(AIM OF THE TASK): Find the lines with "text" in them and copy them out.
══════
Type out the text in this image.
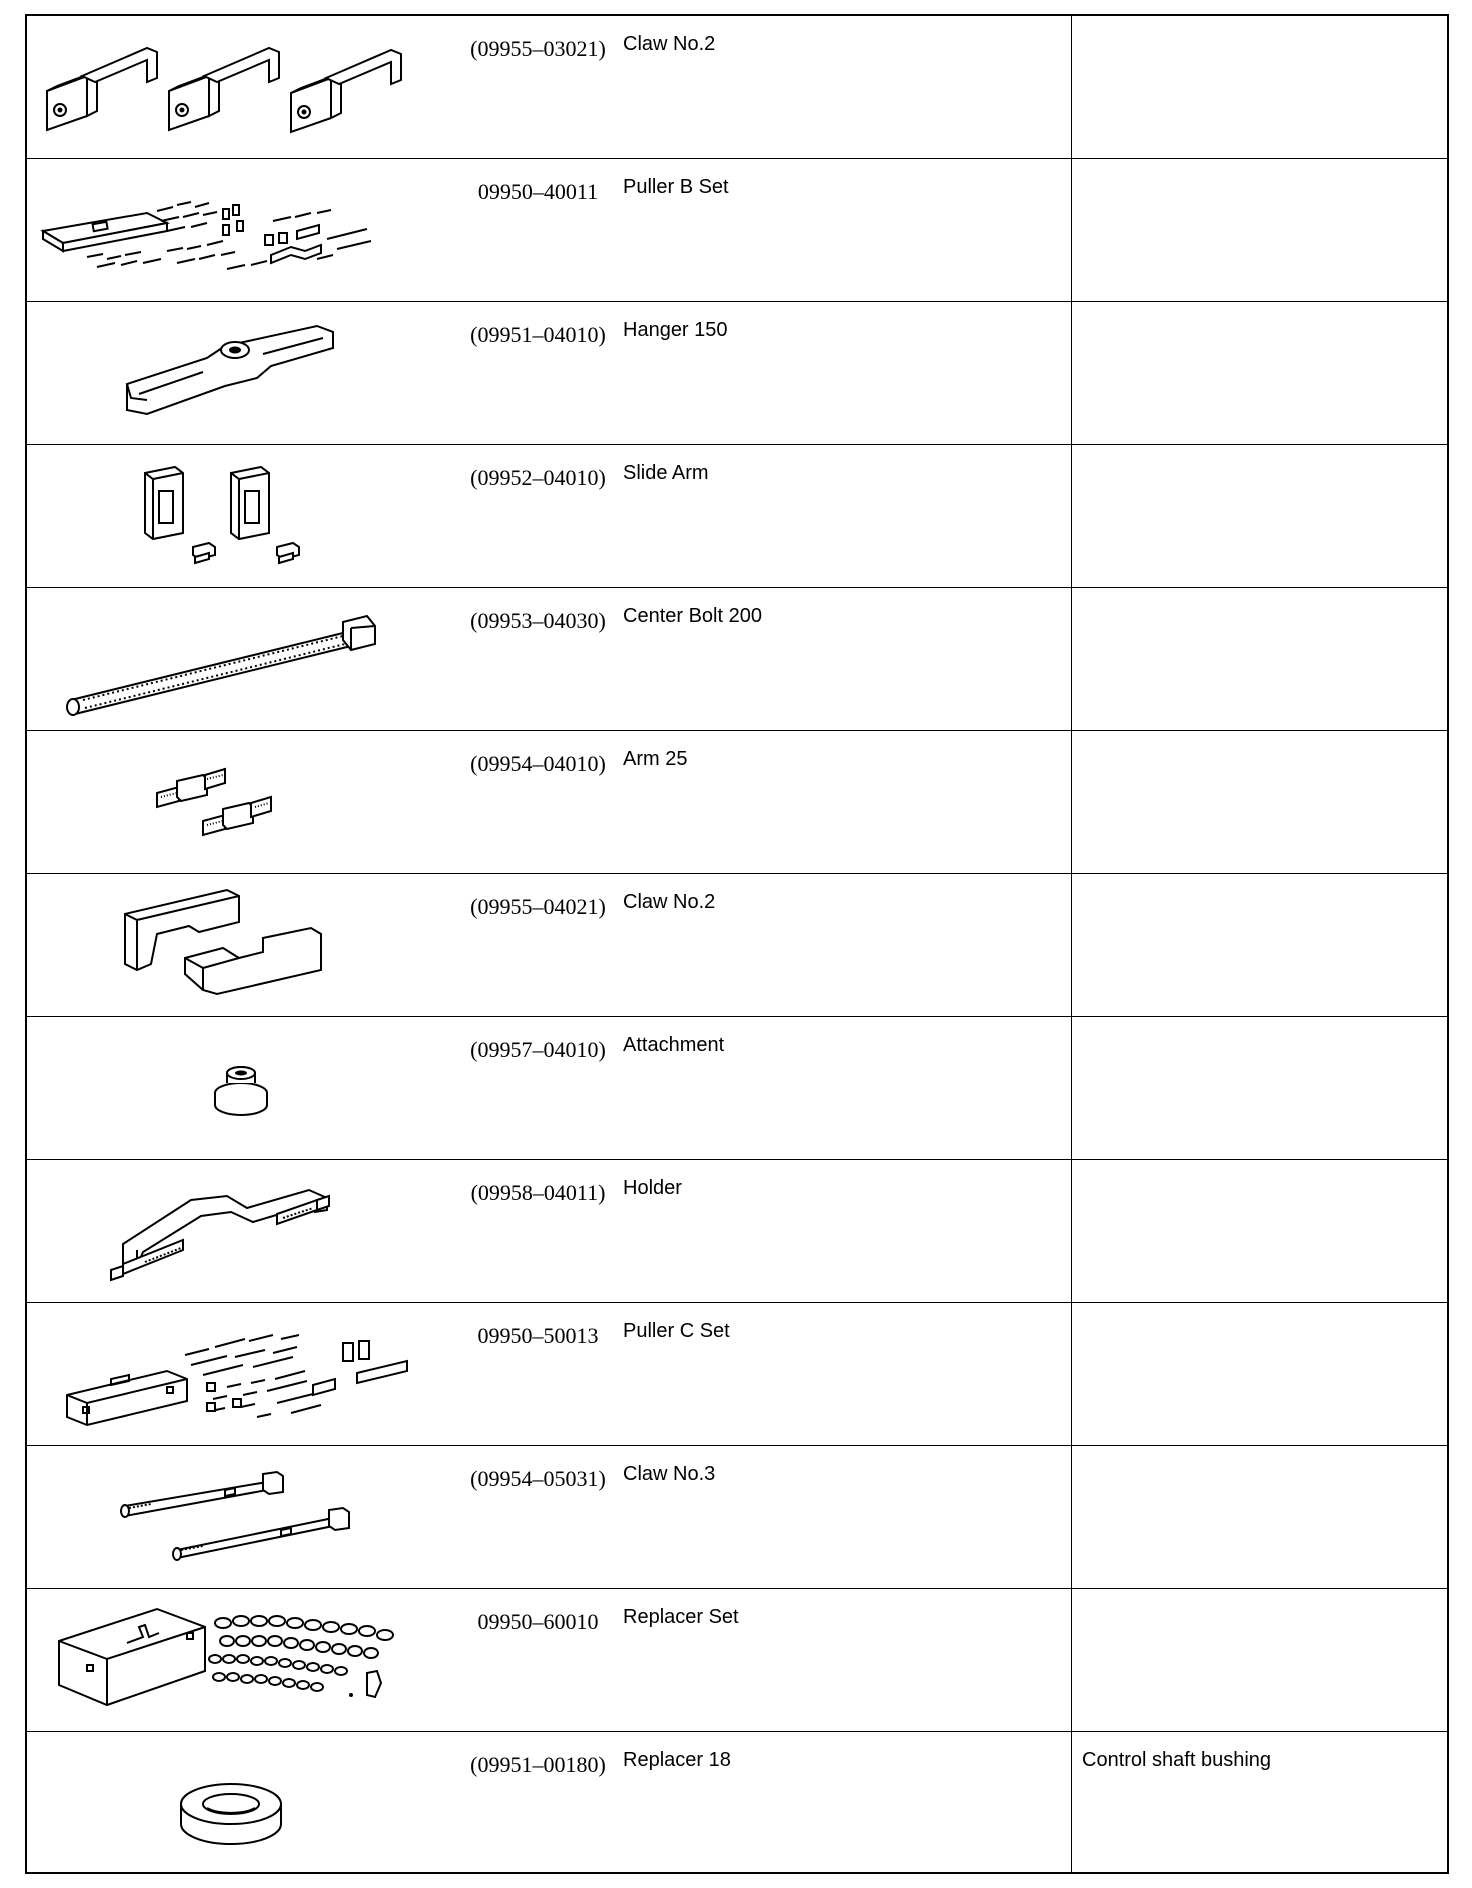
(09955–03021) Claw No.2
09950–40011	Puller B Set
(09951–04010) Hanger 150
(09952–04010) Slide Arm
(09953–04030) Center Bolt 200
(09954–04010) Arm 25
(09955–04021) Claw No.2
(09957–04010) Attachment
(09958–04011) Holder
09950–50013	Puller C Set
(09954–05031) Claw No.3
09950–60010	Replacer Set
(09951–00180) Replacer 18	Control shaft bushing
══════
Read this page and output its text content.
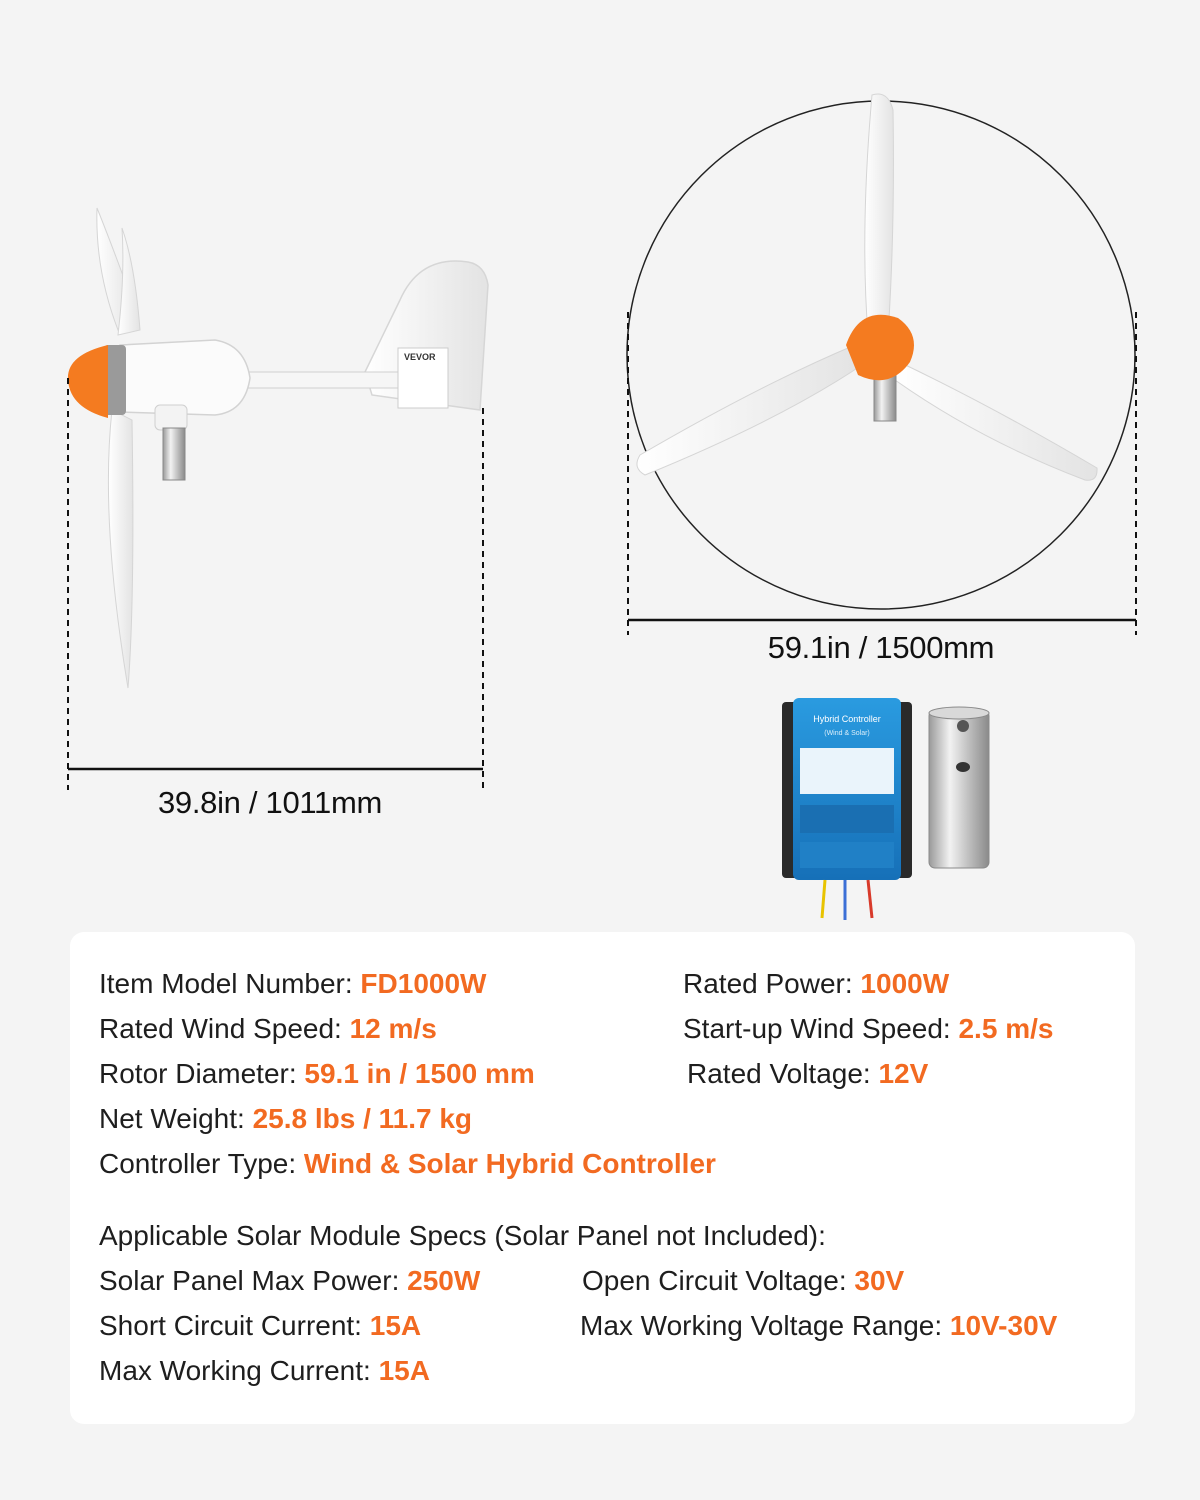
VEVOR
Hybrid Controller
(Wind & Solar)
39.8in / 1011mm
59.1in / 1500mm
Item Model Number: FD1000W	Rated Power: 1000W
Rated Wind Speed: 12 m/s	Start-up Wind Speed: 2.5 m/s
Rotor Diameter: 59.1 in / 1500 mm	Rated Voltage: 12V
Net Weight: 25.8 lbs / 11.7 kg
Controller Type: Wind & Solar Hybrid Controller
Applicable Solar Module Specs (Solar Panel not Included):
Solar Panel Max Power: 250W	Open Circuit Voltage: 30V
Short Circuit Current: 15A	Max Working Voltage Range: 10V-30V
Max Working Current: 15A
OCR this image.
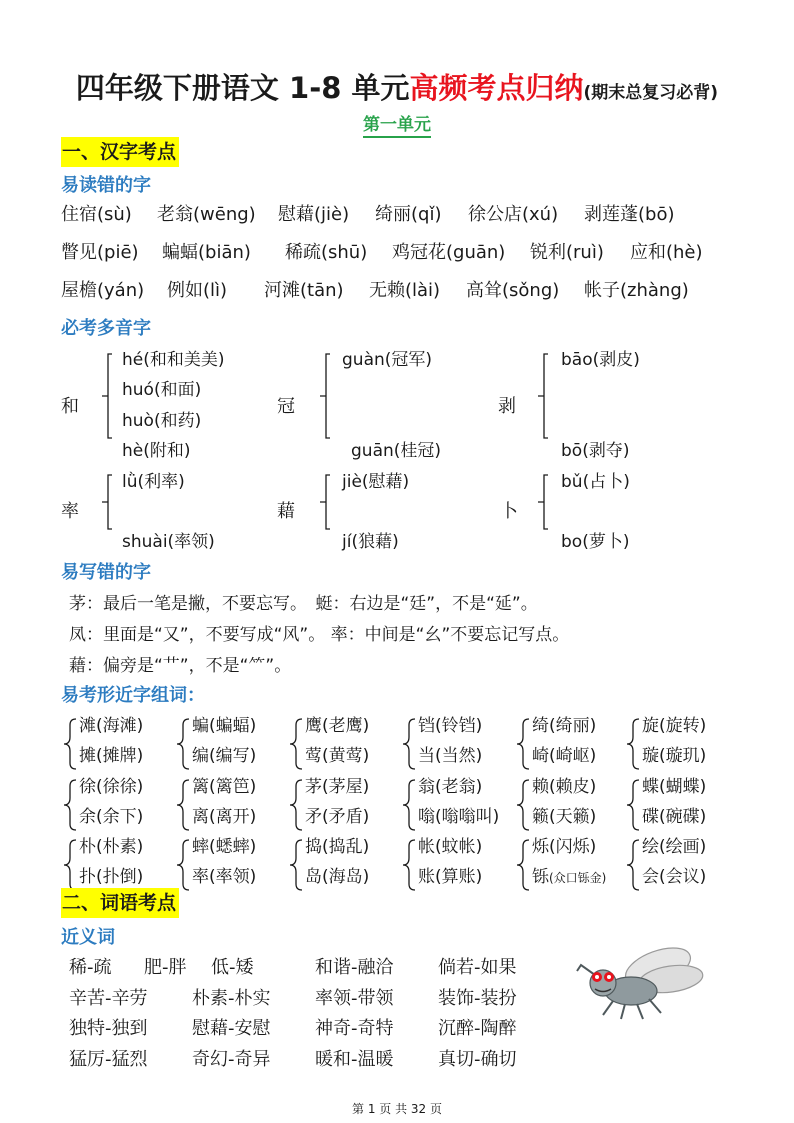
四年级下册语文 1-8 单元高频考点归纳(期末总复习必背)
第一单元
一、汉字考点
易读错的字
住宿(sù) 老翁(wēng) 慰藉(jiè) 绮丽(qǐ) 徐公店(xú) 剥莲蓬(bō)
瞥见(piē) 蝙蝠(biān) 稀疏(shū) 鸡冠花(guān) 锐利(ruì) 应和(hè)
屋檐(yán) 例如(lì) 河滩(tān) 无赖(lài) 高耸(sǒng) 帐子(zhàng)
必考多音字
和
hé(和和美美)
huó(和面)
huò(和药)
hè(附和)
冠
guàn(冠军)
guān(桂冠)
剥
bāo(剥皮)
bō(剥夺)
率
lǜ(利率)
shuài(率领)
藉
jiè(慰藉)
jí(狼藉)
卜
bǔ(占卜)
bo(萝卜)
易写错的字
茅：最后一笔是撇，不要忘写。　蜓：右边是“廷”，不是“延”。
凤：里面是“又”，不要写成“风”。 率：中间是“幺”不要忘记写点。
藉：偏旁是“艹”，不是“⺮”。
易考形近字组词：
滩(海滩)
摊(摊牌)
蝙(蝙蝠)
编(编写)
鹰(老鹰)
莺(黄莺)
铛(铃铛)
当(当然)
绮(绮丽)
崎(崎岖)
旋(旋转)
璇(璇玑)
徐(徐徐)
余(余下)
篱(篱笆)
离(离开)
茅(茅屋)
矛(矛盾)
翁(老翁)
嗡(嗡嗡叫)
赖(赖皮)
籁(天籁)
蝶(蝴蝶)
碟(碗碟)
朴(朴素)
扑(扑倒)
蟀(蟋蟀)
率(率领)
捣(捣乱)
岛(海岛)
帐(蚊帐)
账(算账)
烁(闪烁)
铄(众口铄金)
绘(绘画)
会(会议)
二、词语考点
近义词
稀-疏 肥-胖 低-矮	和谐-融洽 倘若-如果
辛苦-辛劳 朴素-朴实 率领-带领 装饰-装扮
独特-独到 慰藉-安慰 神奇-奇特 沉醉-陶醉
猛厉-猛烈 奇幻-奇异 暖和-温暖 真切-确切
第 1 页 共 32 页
══════
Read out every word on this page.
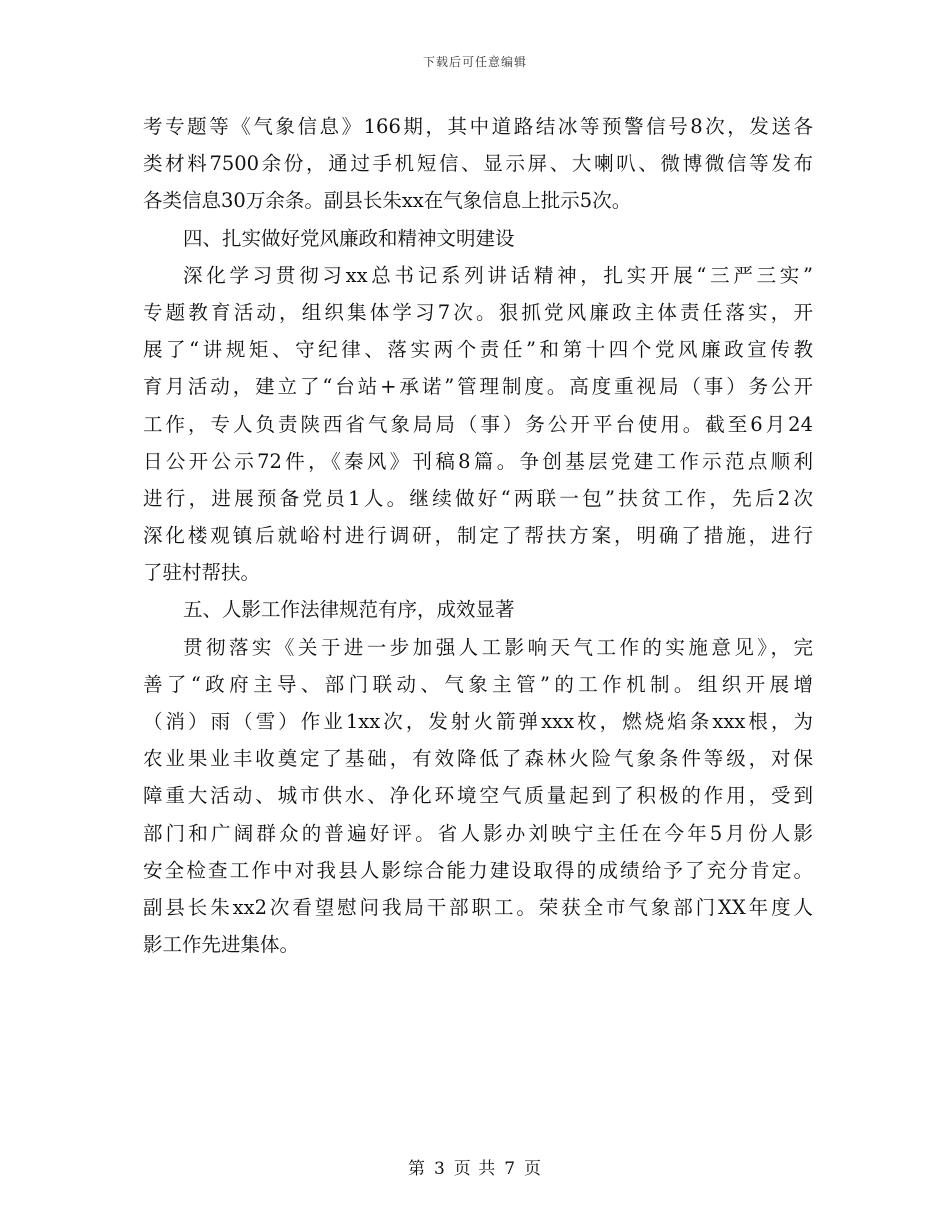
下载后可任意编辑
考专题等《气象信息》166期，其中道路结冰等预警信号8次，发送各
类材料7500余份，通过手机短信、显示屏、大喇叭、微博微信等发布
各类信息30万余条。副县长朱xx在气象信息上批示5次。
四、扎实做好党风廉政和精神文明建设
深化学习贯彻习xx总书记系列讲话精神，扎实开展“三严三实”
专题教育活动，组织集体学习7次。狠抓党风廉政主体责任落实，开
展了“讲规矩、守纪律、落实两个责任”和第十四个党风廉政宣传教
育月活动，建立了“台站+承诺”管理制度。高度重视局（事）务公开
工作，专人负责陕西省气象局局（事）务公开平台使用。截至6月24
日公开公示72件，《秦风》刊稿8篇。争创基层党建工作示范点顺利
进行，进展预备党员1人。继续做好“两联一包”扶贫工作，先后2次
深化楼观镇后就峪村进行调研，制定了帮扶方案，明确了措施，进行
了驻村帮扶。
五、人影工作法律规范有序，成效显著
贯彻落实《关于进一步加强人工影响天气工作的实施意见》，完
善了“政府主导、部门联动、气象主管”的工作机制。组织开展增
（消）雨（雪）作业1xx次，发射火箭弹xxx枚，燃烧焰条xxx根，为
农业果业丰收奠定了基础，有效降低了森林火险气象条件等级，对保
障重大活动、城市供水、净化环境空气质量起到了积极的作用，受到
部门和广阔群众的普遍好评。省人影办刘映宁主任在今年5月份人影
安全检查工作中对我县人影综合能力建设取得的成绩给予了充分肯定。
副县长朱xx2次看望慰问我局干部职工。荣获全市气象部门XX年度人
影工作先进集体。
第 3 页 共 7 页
══════
(THE SOLUTION):
Type out the text in this image.
Read this page and output its text content.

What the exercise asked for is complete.